→ **Exercise**:
Your response should consist of every record, exactly as given.

Source records
------------------------------------------------------------------------
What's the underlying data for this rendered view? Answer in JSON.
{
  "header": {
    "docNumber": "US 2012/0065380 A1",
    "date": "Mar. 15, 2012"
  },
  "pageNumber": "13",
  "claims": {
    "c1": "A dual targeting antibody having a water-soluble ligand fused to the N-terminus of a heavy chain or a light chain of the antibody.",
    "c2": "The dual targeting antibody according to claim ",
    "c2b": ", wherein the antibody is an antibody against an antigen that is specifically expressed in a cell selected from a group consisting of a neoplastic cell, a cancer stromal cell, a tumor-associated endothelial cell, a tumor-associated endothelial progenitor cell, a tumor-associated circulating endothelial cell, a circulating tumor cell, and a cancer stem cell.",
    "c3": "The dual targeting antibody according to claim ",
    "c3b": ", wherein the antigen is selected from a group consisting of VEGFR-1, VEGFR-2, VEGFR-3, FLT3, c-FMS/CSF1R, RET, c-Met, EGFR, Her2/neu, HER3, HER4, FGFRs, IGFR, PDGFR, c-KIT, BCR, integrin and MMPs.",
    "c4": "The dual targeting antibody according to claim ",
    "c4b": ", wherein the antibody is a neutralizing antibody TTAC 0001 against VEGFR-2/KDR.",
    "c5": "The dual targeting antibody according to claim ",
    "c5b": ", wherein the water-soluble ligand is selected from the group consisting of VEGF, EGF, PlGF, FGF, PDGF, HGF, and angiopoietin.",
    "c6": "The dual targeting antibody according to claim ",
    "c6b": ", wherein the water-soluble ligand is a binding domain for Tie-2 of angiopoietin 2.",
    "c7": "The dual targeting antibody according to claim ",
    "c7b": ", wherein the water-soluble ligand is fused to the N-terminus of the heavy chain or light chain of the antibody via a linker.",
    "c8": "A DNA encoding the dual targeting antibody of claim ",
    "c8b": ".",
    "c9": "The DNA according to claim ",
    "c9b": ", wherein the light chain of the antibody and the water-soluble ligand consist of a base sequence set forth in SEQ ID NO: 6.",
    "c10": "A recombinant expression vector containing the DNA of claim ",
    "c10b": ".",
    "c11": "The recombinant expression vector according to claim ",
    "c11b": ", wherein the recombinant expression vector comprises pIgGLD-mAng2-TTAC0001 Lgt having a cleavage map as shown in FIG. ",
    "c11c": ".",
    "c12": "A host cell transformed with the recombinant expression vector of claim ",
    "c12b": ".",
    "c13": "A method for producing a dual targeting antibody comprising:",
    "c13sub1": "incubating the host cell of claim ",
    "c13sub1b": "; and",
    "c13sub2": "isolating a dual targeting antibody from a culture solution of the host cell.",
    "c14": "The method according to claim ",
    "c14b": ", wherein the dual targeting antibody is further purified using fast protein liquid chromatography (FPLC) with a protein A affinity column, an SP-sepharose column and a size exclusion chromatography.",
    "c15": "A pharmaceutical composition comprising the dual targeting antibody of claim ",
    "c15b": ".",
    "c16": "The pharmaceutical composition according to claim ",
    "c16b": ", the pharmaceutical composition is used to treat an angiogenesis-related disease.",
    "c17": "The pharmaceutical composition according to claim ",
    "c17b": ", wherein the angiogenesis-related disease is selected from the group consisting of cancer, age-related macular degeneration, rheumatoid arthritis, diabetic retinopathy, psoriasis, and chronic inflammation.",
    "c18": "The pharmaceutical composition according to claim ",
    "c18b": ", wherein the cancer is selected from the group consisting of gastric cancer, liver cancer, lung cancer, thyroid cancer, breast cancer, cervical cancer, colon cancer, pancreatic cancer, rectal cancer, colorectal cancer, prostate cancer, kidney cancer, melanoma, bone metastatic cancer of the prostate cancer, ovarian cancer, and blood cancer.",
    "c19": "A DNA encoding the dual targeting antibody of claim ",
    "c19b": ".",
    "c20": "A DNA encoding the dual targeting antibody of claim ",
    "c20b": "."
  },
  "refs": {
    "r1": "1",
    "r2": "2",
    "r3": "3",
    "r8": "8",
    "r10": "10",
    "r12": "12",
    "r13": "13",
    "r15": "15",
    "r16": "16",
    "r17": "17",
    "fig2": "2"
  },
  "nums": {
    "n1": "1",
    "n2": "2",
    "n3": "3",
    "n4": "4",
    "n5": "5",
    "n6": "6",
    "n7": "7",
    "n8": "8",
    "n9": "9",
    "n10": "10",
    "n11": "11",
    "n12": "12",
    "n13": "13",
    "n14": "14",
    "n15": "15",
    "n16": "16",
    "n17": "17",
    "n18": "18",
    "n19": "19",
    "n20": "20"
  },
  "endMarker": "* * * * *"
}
------------------------------------------------------------------------
→ **Exercise result**:
What's the underlying data for this rendered view? Answer in JSON.
{
  "header": {
    "docNumber": "US 2012/0065380 A1",
    "date": "Mar. 15, 2012"
  },
  "pageNumber": "13",
  "claims": {
    "c1": "A dual targeting antibody having a water-soluble ligand fused to the N-terminus of a heavy chain or a light chain of the antibody.",
    "c2": "The dual targeting antibody according to claim ",
    "c2b": ", wherein the antibody is an antibody against an antigen that is specifically expressed in a cell selected from a group consisting of a neoplastic cell, a cancer stromal cell, a tumor-associated endothelial cell, a tumor-associated endothelial progenitor cell, a tumor-associated circulating endothelial cell, a circulating tumor cell, and a cancer stem cell.",
    "c3": "The dual targeting antibody according to claim ",
    "c3b": ", wherein the antigen is selected from a group consisting of VEGFR-1, VEGFR-2, VEGFR-3, FLT3, c-FMS/CSF1R, RET, c-Met, EGFR, Her2/neu, HER3, HER4, FGFRs, IGFR, PDGFR, c-KIT, BCR, integrin and MMPs.",
    "c4": "The dual targeting antibody according to claim ",
    "c4b": ", wherein the antibody is a neutralizing antibody TTAC 0001 against VEGFR-2/KDR.",
    "c5": "The dual targeting antibody according to claim ",
    "c5b": ", wherein the water-soluble ligand is selected from the group consisting of VEGF, EGF, PlGF, FGF, PDGF, HGF, and angiopoietin.",
    "c6": "The dual targeting antibody according to claim ",
    "c6b": ", wherein the water-soluble ligand is a binding domain for Tie-2 of angiopoietin 2.",
    "c7": "The dual targeting antibody according to claim ",
    "c7b": ", wherein the water-soluble ligand is fused to the N-terminus of the heavy chain or light chain of the antibody via a linker.",
    "c8": "A DNA encoding the dual targeting antibody of claim ",
    "c8b": ".",
    "c9": "The DNA according to claim ",
    "c9b": ", wherein the light chain of the antibody and the water-soluble ligand consist of a base sequence set forth in SEQ ID NO: 6.",
    "c10": "A recombinant expression vector containing the DNA of claim ",
    "c10b": ".",
    "c11": "The recombinant expression vector according to claim ",
    "c11b": ", wherein the recombinant expression vector comprises pIgGLD-mAng2-TTAC0001 Lgt having a cleavage map as shown in FIG. ",
    "c11c": ".",
    "c12": "A host cell transformed with the recombinant expression vector of claim ",
    "c12b": ".",
    "c13": "A method for producing a dual targeting antibody comprising:",
    "c13sub1": "incubating the host cell of claim ",
    "c13sub1b": "; and",
    "c13sub2": "isolating a dual targeting antibody from a culture solution of the host cell.",
    "c14": "The method according to claim ",
    "c14b": ", wherein the dual targeting antibody is further purified using fast protein liquid chromatography (FPLC) with a protein A affinity column, an SP-sepharose column and a size exclusion chromatography.",
    "c15": "A pharmaceutical composition comprising the dual targeting antibody of claim ",
    "c15b": ".",
    "c16": "The pharmaceutical composition according to claim ",
    "c16b": ", the pharmaceutical composition is used to treat an angiogenesis-related disease.",
    "c17": "The pharmaceutical composition according to claim ",
    "c17b": ", wherein the angiogenesis-related disease is selected from the group consisting of cancer, age-related macular degeneration, rheumatoid arthritis, diabetic retinopathy, psoriasis, and chronic inflammation.",
    "c18": "The pharmaceutical composition according to claim ",
    "c18b": ", wherein the cancer is selected from the group consisting of gastric cancer, liver cancer, lung cancer, thyroid cancer, breast cancer, cervical cancer, colon cancer, pancreatic cancer, rectal cancer, colorectal cancer, prostate cancer, kidney cancer, melanoma, bone metastatic cancer of the prostate cancer, ovarian cancer, and blood cancer.",
    "c19": "A DNA encoding the dual targeting antibody of claim ",
    "c19b": ".",
    "c20": "A DNA encoding the dual targeting antibody of claim ",
    "c20b": "."
  },
  "refs": {
    "r1": "1",
    "r2": "2",
    "r3": "3",
    "r8": "8",
    "r10": "10",
    "r12": "12",
    "r13": "13",
    "r15": "15",
    "r16": "16",
    "r17": "17",
    "fig2": "2"
  },
  "nums": {
    "n1": "1",
    "n2": "2",
    "n3": "3",
    "n4": "4",
    "n5": "5",
    "n6": "6",
    "n7": "7",
    "n8": "8",
    "n9": "9",
    "n10": "10",
    "n11": "11",
    "n12": "12",
    "n13": "13",
    "n14": "14",
    "n15": "15",
    "n16": "16",
    "n17": "17",
    "n18": "18",
    "n19": "19",
    "n20": "20"
  },
  "endMarker": "* * * * *"
}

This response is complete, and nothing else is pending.